_Goal_. Where a line holds "只有为客户创造价值", copy it.

_Data in this exercise_.
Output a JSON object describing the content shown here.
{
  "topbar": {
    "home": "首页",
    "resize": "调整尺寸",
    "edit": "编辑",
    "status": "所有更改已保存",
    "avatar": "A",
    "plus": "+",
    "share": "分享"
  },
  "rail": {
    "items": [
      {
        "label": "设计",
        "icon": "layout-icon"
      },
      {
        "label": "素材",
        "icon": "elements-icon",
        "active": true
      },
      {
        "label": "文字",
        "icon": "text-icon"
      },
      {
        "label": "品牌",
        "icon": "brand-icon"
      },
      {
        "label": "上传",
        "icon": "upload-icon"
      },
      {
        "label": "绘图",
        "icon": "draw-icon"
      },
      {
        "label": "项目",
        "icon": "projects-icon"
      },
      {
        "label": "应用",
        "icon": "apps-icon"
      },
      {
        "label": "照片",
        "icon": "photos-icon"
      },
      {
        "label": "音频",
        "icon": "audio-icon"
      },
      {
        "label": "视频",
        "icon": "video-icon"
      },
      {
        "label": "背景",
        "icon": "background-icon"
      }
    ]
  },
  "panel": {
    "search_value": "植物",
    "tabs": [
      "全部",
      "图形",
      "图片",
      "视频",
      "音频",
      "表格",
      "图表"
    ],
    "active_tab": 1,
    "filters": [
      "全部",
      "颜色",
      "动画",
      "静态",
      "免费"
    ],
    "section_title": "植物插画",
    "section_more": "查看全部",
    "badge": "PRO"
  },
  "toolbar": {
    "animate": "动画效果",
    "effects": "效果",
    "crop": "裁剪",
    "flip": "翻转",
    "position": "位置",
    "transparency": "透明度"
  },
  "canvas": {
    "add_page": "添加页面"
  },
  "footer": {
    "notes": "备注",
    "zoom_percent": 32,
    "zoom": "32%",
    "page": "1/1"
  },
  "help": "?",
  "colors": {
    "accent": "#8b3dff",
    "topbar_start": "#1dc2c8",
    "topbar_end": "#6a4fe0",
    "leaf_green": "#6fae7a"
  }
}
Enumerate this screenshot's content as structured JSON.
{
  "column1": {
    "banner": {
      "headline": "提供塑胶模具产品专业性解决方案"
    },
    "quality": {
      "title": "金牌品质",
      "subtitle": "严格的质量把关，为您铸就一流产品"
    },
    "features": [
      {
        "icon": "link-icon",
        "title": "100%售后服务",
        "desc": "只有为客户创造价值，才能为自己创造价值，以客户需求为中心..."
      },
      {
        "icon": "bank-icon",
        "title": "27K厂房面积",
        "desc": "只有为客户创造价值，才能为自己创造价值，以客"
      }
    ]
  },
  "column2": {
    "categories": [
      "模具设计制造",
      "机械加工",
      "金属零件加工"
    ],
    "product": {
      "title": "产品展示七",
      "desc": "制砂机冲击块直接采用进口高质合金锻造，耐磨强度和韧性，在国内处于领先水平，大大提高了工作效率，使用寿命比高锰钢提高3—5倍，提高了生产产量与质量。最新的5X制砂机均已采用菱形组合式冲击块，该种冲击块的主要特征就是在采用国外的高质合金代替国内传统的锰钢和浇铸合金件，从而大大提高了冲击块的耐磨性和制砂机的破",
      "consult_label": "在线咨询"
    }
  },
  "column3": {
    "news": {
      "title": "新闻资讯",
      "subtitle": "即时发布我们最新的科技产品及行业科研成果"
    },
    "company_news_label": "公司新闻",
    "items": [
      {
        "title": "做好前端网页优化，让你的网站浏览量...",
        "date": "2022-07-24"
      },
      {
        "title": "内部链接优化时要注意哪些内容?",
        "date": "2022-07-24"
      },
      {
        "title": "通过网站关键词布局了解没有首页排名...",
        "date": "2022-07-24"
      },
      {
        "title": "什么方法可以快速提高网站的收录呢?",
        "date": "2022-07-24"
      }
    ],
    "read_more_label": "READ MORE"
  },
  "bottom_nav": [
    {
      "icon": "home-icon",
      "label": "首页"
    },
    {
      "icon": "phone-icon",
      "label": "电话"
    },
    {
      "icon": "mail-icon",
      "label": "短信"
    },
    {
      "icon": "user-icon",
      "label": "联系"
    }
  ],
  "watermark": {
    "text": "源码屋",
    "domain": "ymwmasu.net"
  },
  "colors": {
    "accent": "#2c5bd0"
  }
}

_The completed task_.
        "desc": "只有为客户创造价值，才能为自己创造价值，以客户需求为中心..."
        "desc": "只有为客户创造价值，才能为自己创造价值，以客"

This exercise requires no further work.